» **Work required**: Count every line below in which "LibreOffice" occurs, then give only the count.

» **Data supplied**:
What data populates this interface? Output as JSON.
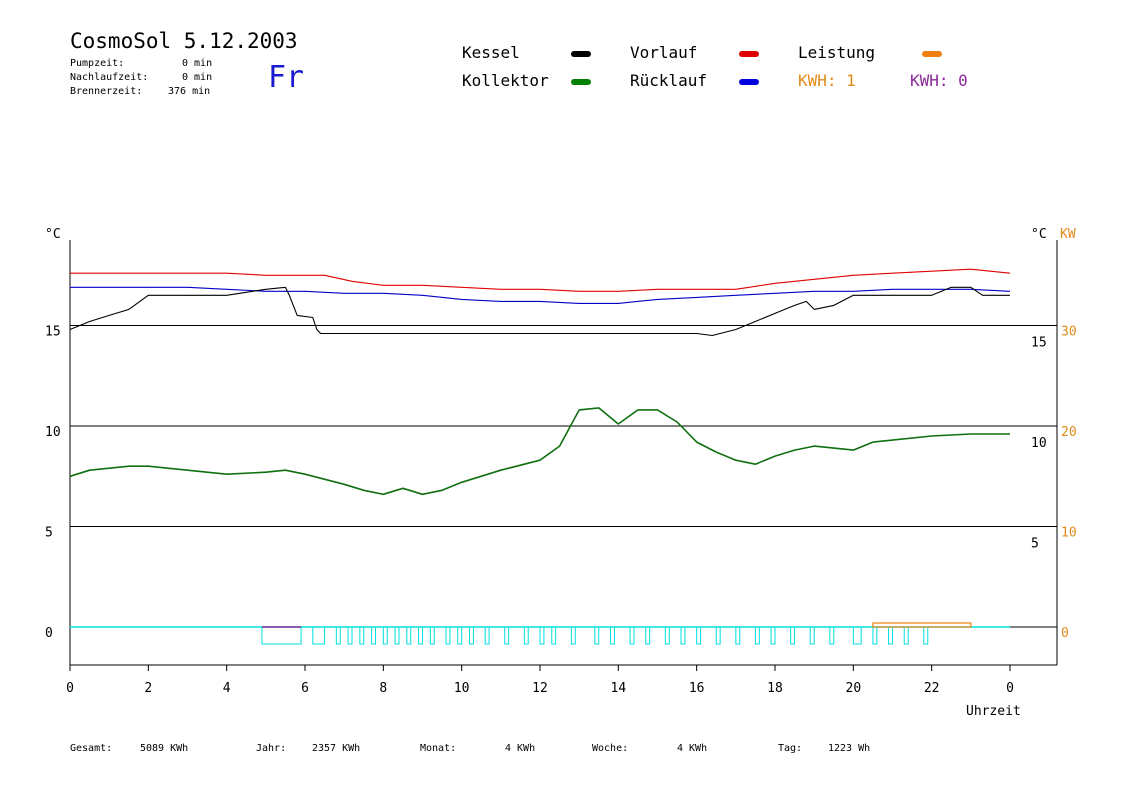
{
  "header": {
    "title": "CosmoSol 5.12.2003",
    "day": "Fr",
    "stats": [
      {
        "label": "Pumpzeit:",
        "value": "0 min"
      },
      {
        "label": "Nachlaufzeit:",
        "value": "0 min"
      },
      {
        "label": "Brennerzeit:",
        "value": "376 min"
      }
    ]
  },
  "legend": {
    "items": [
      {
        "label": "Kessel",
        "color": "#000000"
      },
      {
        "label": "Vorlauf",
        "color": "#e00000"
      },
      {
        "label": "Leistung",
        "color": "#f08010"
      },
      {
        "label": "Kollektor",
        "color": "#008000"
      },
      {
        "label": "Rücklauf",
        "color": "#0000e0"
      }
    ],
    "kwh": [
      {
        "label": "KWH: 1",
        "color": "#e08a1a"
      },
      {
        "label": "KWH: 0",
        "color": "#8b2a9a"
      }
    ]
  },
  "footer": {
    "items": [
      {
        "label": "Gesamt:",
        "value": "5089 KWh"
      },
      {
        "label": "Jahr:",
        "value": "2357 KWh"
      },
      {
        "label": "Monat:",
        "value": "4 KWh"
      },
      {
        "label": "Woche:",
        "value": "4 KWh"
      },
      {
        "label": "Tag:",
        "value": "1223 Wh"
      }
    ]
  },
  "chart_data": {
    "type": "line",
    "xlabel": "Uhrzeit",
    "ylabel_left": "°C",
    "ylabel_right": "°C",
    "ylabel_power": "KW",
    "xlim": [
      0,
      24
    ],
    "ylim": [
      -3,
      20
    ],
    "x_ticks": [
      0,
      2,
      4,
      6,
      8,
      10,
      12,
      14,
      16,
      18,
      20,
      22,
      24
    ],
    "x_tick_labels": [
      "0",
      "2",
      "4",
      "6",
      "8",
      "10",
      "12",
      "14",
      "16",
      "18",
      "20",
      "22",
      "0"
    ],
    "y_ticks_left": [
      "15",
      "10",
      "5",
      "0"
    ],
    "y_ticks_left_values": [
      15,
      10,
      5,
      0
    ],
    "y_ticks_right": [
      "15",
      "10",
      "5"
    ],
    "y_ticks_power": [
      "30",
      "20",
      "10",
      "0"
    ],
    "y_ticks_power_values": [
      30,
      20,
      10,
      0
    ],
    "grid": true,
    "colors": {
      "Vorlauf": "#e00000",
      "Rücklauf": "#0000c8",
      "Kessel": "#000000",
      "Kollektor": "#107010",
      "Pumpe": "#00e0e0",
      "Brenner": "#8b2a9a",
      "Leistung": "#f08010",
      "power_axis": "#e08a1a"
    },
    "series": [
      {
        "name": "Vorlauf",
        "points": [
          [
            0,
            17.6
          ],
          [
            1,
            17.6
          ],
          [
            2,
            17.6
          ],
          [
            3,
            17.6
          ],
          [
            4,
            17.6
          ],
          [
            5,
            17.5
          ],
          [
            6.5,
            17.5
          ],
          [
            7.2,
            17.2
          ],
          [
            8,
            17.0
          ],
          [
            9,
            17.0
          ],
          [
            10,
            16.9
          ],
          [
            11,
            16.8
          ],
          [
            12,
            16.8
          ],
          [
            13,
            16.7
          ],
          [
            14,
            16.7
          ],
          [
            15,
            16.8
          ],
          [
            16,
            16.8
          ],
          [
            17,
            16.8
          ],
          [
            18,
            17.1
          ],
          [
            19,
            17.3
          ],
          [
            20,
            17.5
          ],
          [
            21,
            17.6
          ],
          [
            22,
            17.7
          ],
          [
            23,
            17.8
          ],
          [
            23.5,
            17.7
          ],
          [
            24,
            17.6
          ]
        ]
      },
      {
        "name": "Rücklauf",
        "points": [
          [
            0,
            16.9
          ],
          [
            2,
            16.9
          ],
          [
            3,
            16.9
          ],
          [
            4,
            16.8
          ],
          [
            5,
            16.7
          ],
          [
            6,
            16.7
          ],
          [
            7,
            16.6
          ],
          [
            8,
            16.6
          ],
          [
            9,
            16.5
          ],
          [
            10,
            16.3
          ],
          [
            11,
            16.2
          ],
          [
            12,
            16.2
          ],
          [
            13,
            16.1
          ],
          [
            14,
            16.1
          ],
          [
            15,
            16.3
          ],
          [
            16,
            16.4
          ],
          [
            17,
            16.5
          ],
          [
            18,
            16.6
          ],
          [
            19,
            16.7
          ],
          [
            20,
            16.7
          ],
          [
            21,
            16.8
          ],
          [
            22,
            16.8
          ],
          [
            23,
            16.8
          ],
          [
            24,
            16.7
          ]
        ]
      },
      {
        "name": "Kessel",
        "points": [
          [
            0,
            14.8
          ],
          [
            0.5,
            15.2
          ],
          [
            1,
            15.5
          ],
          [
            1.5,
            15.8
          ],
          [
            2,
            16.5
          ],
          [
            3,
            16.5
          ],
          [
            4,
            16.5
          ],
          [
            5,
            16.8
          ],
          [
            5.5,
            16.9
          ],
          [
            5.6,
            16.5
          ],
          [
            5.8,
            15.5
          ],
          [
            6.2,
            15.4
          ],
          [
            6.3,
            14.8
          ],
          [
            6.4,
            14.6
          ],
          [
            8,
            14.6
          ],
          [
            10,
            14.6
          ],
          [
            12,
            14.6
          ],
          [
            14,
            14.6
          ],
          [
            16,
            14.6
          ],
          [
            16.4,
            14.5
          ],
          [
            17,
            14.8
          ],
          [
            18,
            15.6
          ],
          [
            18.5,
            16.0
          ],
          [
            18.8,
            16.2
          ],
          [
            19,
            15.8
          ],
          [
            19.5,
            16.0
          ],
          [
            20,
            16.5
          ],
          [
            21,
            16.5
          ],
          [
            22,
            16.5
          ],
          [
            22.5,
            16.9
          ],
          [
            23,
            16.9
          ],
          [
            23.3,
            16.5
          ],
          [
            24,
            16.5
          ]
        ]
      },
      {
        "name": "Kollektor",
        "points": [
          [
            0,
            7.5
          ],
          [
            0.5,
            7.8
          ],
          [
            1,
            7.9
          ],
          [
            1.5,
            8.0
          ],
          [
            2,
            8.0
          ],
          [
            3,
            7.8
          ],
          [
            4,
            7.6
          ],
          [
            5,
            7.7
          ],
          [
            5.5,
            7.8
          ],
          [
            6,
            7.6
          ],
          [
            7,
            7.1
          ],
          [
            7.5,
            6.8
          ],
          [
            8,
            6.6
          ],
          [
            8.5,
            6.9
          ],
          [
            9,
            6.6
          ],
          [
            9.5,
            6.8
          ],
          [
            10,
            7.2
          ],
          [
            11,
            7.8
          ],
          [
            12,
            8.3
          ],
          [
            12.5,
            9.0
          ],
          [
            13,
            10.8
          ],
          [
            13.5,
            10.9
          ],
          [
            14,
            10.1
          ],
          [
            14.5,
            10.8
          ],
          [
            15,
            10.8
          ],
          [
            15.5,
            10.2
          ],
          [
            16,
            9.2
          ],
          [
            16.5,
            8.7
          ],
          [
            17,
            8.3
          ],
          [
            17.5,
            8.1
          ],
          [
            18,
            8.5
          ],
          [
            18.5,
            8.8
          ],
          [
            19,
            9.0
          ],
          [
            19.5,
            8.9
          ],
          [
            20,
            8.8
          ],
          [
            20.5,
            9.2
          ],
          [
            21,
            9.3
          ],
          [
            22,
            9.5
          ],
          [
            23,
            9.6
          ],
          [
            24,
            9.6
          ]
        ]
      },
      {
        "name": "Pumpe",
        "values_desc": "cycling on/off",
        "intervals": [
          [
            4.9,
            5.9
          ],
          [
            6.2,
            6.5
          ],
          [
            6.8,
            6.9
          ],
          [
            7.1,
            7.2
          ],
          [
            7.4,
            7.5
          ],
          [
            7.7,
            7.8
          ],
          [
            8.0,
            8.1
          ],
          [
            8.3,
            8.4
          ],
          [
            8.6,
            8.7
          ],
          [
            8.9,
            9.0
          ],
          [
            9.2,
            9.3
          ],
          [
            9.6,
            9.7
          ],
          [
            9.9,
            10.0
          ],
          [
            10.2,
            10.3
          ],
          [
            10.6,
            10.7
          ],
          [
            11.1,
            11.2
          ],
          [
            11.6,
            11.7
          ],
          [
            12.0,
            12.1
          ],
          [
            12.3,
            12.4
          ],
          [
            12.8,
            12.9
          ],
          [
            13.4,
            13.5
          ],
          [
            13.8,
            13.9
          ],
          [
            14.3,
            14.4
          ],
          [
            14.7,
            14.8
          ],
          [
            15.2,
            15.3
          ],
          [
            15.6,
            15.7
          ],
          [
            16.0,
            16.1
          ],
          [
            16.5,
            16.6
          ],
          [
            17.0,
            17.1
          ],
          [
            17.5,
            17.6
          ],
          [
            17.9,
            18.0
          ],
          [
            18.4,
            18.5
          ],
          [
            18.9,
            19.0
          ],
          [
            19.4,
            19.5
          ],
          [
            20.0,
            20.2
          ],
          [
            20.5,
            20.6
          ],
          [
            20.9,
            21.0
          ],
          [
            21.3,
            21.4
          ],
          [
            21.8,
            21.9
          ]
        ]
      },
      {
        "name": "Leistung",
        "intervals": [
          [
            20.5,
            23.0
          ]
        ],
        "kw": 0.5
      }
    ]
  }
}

* * *

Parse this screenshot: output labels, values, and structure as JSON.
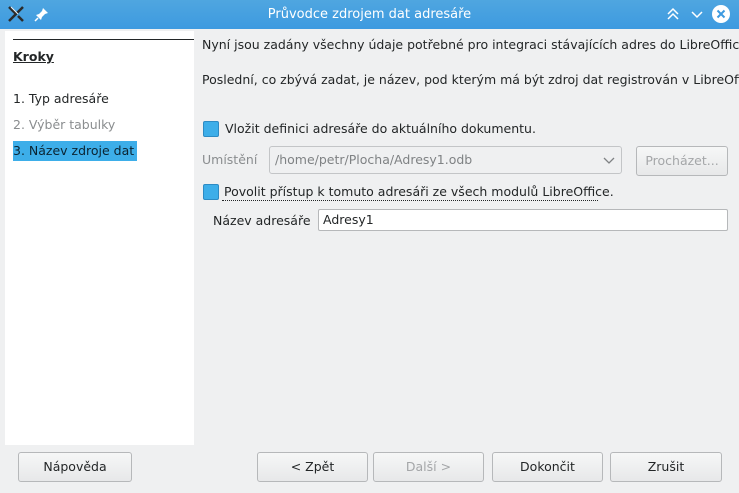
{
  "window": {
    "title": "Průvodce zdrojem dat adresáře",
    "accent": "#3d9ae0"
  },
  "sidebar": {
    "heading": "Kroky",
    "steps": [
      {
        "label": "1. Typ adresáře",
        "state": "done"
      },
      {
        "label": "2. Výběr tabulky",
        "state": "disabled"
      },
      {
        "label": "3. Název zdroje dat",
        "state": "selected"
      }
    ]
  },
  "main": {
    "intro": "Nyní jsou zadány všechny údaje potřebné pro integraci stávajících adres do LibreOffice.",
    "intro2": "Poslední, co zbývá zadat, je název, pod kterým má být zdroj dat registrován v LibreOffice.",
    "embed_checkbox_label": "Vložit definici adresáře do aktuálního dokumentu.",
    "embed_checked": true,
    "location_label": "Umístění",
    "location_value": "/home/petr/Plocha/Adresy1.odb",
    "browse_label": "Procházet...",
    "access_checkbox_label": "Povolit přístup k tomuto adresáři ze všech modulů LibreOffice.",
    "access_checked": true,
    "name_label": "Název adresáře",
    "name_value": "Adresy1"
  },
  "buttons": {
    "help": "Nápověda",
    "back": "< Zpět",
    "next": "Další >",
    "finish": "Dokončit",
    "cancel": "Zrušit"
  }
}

» **Finished task**: 3